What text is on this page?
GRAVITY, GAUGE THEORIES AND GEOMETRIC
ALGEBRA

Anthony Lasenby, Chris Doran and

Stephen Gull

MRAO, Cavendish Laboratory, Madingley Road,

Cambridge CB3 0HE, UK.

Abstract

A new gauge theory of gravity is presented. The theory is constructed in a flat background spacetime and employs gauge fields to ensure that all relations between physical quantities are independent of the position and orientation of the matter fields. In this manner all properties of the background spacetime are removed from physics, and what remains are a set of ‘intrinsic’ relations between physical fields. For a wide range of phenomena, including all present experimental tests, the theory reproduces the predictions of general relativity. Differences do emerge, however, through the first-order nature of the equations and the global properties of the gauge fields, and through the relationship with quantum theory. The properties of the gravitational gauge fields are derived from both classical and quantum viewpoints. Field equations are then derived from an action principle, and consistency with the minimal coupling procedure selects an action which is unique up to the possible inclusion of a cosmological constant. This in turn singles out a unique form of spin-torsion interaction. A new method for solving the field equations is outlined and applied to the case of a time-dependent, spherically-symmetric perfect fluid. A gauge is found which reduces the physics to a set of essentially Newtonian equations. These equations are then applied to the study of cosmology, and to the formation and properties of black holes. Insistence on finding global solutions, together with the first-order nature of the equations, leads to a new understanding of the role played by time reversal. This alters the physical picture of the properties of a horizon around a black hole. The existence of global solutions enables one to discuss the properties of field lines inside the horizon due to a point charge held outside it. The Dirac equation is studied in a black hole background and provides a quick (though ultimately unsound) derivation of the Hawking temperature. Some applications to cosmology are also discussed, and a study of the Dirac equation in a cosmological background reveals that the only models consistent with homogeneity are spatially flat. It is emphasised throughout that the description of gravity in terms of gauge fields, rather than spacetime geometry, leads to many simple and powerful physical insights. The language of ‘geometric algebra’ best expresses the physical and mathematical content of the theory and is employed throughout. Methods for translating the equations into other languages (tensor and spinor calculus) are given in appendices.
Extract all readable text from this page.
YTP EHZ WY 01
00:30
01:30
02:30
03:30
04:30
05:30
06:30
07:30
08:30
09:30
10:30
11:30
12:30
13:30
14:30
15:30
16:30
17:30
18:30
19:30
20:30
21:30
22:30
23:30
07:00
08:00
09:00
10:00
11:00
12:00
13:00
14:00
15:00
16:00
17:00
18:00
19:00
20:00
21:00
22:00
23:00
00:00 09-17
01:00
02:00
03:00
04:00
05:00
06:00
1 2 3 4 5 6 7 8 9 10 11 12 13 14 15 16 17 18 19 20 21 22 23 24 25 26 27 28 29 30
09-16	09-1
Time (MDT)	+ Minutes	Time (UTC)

= = = = = = =

▸ Task prompt: Reproduce exactly the lines from the one with "Extract all readable text from this page." through the end of the entries above, both ends included.

▸ Reply:
Extract all readable text from this page.
YTP EHZ WY 01
00:30
01:30
02:30
03:30
04:30
05:30
06:30
07:30
08:30
09:30
10:30
11:30
12:30
13:30
14:30
15:30
16:30
17:30
18:30
19:30
20:30
21:30
22:30
23:30
07:00
08:00
09:00
10:00
11:00
12:00
13:00
14:00
15:00
16:00
17:00
18:00
19:00
20:00
21:00
22:00
23:00
00:00 09-17
01:00
02:00
03:00
04:00
05:00
06:00
1 2 3 4 5 6 7 8 9 10 11 12 13 14 15 16 17 18 19 20 21 22 23 24 25 26 27 28 29 30
09-16	09-1
Time (MDT)	+ Minutes	Time (UTC)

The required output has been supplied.